- _练习目标_: 请照原样复制下面条目中从含有"Patent image size: (957, 718)."的那一行到含有"The transverse frame member 136 is"的那一行，首尾两行都包括在内，其余各行不要复制。
-----
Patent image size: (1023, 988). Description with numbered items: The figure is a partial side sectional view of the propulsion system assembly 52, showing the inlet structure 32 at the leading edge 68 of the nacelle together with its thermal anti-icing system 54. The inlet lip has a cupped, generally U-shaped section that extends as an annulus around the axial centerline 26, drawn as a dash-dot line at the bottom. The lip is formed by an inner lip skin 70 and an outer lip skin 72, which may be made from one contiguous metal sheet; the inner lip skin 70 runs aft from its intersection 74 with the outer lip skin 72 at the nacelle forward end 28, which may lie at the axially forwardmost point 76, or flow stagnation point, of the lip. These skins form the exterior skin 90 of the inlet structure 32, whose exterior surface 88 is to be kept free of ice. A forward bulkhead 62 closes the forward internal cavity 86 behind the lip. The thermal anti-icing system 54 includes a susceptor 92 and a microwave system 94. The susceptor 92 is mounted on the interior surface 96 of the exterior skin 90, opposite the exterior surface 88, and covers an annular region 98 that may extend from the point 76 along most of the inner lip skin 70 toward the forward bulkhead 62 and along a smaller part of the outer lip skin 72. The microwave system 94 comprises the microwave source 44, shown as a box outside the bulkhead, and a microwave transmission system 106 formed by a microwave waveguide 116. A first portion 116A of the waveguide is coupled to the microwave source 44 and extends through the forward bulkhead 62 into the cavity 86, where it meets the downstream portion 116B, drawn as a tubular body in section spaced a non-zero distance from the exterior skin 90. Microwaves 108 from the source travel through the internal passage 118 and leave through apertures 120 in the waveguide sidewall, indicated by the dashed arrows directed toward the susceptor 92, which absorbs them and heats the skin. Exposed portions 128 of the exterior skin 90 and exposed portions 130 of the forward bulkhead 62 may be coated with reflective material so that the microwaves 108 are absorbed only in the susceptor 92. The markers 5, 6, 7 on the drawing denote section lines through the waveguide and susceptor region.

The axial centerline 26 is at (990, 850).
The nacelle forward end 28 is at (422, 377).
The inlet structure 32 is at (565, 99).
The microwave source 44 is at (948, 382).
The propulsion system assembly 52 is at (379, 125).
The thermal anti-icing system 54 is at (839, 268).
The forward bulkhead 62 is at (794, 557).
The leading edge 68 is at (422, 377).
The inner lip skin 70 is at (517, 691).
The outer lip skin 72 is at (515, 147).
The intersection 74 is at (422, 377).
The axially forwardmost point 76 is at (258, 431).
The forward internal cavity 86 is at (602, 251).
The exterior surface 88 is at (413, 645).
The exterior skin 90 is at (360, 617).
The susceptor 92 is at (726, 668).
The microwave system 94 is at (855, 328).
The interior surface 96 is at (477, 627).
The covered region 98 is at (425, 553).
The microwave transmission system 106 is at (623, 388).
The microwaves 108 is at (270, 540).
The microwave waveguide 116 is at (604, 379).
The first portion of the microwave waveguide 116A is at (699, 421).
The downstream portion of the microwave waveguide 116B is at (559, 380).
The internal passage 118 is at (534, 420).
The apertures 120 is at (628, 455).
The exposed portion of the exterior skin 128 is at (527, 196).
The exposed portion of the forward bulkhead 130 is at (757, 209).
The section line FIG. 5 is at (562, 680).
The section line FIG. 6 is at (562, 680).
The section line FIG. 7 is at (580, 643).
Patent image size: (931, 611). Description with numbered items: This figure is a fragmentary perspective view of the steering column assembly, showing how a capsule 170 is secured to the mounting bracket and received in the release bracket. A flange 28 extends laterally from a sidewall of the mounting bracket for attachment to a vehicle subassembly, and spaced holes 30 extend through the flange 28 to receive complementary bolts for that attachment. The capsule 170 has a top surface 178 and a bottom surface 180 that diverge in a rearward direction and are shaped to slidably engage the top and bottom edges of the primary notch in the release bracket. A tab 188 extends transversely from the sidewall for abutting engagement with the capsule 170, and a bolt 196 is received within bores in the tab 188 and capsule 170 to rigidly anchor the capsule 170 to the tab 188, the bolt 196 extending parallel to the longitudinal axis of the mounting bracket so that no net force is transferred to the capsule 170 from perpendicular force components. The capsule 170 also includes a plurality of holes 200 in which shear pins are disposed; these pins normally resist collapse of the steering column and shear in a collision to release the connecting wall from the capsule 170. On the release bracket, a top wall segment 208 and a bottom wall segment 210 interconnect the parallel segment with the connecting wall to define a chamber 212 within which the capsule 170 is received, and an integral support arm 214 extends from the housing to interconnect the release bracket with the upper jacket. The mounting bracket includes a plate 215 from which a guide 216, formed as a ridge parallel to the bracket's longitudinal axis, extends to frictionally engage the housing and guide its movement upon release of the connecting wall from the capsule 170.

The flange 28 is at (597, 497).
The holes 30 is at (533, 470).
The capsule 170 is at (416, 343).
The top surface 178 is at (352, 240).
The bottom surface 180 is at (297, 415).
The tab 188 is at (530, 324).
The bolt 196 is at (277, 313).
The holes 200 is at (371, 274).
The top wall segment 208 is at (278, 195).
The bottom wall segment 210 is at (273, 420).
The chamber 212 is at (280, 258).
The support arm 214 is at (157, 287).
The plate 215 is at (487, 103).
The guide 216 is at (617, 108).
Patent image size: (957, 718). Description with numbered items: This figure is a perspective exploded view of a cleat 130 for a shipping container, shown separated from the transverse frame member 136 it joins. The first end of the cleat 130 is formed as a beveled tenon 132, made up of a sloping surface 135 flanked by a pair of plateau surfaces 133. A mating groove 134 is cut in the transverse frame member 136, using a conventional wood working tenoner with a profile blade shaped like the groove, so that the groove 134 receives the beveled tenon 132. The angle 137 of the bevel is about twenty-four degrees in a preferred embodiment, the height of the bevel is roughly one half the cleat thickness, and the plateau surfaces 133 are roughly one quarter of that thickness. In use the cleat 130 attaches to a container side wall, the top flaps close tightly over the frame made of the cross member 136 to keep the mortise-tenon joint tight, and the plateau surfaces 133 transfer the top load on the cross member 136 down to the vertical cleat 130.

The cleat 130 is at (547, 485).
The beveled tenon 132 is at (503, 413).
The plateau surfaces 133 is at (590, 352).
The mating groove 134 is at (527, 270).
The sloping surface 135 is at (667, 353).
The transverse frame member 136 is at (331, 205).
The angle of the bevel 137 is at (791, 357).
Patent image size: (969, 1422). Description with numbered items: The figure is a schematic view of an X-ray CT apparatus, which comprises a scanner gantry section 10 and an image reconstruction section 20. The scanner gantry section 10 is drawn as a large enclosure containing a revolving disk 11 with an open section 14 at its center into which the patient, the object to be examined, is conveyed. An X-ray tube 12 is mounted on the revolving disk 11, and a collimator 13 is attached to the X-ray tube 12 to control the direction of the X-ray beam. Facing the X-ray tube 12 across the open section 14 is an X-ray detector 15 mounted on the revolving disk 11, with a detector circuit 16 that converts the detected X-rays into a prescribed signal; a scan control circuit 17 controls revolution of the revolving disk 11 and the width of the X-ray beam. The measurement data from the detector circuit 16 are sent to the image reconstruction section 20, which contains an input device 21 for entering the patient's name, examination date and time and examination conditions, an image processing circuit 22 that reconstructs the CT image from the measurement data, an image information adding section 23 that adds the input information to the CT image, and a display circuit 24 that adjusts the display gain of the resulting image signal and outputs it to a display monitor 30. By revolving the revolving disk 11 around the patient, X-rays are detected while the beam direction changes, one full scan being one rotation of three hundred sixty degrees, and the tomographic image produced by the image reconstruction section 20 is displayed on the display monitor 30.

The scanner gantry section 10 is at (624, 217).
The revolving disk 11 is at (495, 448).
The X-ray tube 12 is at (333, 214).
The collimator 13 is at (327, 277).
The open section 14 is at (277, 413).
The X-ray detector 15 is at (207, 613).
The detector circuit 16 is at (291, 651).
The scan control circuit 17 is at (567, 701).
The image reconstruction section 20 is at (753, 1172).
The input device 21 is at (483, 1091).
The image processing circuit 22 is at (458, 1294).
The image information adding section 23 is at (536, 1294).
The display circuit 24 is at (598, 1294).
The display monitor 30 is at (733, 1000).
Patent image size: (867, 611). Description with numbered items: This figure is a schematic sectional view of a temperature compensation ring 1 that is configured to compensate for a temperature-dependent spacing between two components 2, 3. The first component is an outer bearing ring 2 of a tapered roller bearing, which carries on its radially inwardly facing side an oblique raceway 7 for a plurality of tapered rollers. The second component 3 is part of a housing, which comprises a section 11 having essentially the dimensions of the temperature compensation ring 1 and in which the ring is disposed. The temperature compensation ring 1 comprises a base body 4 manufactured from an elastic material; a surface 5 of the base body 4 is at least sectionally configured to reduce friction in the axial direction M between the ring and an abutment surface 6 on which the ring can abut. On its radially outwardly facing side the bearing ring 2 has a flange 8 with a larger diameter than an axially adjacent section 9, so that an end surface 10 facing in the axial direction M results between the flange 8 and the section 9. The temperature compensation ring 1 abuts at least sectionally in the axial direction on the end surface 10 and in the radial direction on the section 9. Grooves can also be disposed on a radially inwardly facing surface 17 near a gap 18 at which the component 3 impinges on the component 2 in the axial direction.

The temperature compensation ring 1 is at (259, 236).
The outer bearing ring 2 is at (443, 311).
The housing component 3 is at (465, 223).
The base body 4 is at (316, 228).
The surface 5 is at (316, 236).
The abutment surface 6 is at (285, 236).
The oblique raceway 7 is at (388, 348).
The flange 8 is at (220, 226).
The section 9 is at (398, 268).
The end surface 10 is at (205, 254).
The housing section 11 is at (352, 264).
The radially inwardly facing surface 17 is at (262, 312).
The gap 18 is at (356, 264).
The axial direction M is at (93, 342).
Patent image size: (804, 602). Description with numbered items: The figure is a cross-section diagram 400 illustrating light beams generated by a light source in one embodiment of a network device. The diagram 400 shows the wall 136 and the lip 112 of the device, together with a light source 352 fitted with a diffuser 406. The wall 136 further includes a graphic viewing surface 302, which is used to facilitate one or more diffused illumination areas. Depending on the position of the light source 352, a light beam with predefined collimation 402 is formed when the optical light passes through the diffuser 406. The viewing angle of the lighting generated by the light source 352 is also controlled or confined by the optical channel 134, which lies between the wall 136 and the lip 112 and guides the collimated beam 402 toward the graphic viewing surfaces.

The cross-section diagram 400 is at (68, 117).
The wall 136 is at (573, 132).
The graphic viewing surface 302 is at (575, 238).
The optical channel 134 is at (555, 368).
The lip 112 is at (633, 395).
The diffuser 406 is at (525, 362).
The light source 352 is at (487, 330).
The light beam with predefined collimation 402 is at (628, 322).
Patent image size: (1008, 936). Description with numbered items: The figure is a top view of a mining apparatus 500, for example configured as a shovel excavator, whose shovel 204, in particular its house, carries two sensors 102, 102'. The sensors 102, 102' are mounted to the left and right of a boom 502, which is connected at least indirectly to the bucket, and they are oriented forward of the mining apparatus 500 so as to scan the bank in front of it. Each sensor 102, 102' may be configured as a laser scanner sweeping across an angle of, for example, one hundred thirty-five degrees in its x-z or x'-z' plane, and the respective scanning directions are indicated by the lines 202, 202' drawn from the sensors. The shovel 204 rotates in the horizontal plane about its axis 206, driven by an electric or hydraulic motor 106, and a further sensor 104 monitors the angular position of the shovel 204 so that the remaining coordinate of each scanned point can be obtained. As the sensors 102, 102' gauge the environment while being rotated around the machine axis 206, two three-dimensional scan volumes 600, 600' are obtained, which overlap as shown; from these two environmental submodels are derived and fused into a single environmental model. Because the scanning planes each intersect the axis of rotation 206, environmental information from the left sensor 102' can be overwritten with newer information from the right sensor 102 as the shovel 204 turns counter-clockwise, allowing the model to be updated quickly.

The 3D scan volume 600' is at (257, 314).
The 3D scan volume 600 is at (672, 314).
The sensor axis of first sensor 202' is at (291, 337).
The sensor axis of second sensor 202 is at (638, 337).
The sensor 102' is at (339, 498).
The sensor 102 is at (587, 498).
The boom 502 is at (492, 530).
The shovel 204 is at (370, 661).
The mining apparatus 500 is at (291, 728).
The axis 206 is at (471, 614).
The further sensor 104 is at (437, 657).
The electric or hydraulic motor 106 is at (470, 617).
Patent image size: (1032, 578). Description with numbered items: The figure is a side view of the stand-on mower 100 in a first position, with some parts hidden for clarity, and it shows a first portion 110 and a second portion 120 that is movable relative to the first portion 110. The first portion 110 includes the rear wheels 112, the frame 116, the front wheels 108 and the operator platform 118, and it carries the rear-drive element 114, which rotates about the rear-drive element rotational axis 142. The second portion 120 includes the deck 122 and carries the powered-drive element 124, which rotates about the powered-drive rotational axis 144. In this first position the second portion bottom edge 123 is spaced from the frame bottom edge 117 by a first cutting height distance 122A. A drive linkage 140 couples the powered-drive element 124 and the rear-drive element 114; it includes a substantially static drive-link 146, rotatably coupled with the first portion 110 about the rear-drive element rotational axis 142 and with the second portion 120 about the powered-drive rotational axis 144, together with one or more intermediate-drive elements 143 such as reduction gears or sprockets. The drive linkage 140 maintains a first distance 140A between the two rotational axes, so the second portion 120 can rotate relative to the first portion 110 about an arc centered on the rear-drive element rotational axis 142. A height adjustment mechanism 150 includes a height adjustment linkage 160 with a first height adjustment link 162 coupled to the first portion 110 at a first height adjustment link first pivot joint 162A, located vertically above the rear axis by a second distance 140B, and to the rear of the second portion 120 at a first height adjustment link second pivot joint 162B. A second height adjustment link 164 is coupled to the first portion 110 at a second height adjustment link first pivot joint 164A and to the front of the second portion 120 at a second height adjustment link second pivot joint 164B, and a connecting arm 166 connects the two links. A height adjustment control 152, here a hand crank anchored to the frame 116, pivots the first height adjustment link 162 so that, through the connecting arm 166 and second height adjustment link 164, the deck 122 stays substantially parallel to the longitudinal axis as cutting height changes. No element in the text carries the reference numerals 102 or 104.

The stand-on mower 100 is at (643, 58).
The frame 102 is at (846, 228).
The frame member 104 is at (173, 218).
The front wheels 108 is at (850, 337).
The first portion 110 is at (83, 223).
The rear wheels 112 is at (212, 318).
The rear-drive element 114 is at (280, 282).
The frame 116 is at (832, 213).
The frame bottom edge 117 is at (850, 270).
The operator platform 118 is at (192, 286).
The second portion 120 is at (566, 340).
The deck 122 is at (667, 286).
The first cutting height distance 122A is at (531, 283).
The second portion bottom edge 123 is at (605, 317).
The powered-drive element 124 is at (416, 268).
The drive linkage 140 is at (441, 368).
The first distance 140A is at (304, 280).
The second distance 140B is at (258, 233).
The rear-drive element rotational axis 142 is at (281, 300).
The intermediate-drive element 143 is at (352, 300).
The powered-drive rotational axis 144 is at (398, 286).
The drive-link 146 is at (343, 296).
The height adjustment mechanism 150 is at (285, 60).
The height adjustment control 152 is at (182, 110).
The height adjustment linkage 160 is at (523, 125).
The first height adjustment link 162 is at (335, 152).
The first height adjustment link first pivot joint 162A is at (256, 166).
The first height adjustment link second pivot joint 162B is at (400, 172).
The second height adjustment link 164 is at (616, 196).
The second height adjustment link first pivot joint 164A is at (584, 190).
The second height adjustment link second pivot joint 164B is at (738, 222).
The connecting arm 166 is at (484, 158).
-----
- _练习结果_:
Patent image size: (957, 718). Description with numbered items: This figure is a perspective exploded view of a cleat 130 for a shipping container, shown separated from the transverse frame member 136 it joins. The first end of the cleat 130 is formed as a beveled tenon 132, made up of a sloping surface 135 flanked by a pair of plateau surfaces 133. A mating groove 134 is cut in the transverse frame member 136, using a conventional wood working tenoner with a profile blade shaped like the groove, so that the groove 134 receives the beveled tenon 132. The angle 137 of the bevel is about twenty-four degrees in a preferred embodiment, the height of the bevel is roughly one half the cleat thickness, and the plateau surfaces 133 are roughly one quarter of that thickness. In use the cleat 130 attaches to a container side wall, the top flaps close tightly over the frame made of the cross member 136 to keep the mortise-tenon joint tight, and the plateau surfaces 133 transfer the top load on the cross member 136 down to the vertical cleat 130.

The cleat 130 is at (547, 485).
The beveled tenon 132 is at (503, 413).
The plateau surfaces 133 is at (590, 352).
The mating groove 134 is at (527, 270).
The sloping surface 135 is at (667, 353).
The transverse frame member 136 is at (331, 205).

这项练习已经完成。